[Collected data entries]
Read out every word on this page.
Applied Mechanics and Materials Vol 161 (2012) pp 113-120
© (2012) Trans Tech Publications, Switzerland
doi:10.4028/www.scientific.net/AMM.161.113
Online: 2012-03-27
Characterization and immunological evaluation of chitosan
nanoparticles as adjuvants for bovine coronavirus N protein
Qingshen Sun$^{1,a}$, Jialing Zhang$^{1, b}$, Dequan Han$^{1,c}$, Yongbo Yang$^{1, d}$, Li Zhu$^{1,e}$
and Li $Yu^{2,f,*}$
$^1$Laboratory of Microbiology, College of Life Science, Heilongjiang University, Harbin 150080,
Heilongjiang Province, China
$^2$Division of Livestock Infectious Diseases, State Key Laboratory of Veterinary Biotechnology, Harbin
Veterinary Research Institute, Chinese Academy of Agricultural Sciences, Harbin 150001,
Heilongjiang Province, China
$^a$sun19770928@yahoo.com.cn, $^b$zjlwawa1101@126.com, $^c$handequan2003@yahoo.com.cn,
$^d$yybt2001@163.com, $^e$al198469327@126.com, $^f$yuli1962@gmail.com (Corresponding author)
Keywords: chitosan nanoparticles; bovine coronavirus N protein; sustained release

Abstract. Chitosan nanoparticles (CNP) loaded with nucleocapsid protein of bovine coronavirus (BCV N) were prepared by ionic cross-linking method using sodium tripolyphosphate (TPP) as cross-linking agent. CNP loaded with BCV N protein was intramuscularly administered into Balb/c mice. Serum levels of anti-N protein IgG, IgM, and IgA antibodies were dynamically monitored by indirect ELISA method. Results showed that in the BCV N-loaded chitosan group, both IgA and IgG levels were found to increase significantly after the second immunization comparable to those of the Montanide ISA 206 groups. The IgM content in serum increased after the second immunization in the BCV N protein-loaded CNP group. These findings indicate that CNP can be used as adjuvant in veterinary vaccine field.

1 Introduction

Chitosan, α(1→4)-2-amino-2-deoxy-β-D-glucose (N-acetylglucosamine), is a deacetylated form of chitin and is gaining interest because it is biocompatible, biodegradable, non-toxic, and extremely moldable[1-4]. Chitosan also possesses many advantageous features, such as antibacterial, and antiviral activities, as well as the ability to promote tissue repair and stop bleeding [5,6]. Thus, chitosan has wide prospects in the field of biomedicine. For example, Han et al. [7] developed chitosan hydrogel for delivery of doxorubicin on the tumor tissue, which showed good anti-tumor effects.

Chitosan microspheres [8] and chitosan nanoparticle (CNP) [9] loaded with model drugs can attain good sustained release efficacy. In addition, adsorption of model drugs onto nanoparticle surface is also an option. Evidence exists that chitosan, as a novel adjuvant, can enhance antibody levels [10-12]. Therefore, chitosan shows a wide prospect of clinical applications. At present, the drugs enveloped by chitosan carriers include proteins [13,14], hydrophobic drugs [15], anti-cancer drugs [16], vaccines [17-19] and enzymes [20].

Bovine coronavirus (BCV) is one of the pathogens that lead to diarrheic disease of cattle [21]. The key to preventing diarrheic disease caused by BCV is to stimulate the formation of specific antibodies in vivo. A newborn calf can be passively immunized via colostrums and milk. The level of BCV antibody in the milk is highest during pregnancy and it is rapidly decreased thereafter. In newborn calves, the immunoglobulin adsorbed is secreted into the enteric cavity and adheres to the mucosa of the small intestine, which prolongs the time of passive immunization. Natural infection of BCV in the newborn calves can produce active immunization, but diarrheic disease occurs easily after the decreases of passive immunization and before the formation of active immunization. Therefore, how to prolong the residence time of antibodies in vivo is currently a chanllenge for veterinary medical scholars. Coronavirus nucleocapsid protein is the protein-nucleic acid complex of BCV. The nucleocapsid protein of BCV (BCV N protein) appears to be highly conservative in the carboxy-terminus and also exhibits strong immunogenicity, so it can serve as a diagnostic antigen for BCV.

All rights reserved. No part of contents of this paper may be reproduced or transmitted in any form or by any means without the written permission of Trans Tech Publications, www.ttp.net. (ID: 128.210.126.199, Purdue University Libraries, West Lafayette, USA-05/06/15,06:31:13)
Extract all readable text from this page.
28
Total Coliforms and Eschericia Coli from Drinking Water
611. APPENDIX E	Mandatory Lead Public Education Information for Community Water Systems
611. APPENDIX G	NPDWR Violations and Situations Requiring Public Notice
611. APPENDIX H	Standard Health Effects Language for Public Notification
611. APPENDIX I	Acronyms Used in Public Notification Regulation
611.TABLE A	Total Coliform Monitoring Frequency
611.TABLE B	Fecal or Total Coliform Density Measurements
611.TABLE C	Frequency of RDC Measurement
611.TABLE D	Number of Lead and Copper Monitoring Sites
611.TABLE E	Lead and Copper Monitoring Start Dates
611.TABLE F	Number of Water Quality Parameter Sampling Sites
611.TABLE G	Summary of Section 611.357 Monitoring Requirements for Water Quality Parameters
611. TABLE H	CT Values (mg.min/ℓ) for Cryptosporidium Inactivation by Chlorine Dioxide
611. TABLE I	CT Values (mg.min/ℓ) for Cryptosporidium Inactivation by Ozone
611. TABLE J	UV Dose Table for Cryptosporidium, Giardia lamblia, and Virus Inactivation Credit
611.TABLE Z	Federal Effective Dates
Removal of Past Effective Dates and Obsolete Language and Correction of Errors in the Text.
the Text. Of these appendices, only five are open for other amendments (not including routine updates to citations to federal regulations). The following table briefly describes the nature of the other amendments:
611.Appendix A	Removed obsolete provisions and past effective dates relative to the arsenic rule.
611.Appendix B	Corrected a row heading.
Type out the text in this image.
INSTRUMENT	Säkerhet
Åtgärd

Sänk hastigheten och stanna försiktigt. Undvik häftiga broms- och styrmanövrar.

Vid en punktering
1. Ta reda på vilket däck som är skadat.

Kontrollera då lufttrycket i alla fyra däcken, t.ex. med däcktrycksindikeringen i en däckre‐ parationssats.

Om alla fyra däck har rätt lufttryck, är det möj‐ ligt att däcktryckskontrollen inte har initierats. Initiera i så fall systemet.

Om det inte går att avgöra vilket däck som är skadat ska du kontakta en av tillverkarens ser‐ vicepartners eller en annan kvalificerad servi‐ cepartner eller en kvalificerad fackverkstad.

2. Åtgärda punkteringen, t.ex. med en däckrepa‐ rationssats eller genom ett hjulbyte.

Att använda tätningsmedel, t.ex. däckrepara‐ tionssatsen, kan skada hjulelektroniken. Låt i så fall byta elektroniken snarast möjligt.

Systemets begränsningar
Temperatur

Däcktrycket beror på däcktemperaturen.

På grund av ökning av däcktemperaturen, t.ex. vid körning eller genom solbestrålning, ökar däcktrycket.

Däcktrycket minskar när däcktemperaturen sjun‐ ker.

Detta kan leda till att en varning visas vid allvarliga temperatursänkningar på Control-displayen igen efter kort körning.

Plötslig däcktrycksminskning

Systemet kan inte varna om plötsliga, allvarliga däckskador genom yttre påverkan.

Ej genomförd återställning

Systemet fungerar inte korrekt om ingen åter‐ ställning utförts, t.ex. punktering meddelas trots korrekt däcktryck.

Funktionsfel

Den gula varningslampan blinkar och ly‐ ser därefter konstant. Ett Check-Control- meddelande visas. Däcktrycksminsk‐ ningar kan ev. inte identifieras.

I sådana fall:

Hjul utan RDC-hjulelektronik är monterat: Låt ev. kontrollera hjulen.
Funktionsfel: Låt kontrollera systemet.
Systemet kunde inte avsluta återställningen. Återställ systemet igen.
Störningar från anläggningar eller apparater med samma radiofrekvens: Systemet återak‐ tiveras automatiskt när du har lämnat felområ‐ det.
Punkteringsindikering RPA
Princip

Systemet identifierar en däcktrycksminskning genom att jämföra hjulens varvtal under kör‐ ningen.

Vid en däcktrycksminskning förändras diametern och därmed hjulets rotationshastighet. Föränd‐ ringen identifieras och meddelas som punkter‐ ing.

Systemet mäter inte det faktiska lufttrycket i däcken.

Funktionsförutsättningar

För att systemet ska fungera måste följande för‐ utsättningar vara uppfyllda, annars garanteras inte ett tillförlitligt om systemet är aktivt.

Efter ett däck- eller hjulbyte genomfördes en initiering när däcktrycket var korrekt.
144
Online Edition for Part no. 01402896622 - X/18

* Aim of the exercise *
Please return every line of the records that contains the word "this".

* Expected answer *
Read out every word on this page.
All rights reserved. No part of contents of this paper may be reproduced or transmitted in any form or by any means without the written permission of Trans Tech Publications, www.ttp.net. (ID: 128.210.126.199, Purdue University Libraries, West Lafayette, USA-05/06/15,06:31:13)
Extract all readable text from this page.
Type out the text in this image.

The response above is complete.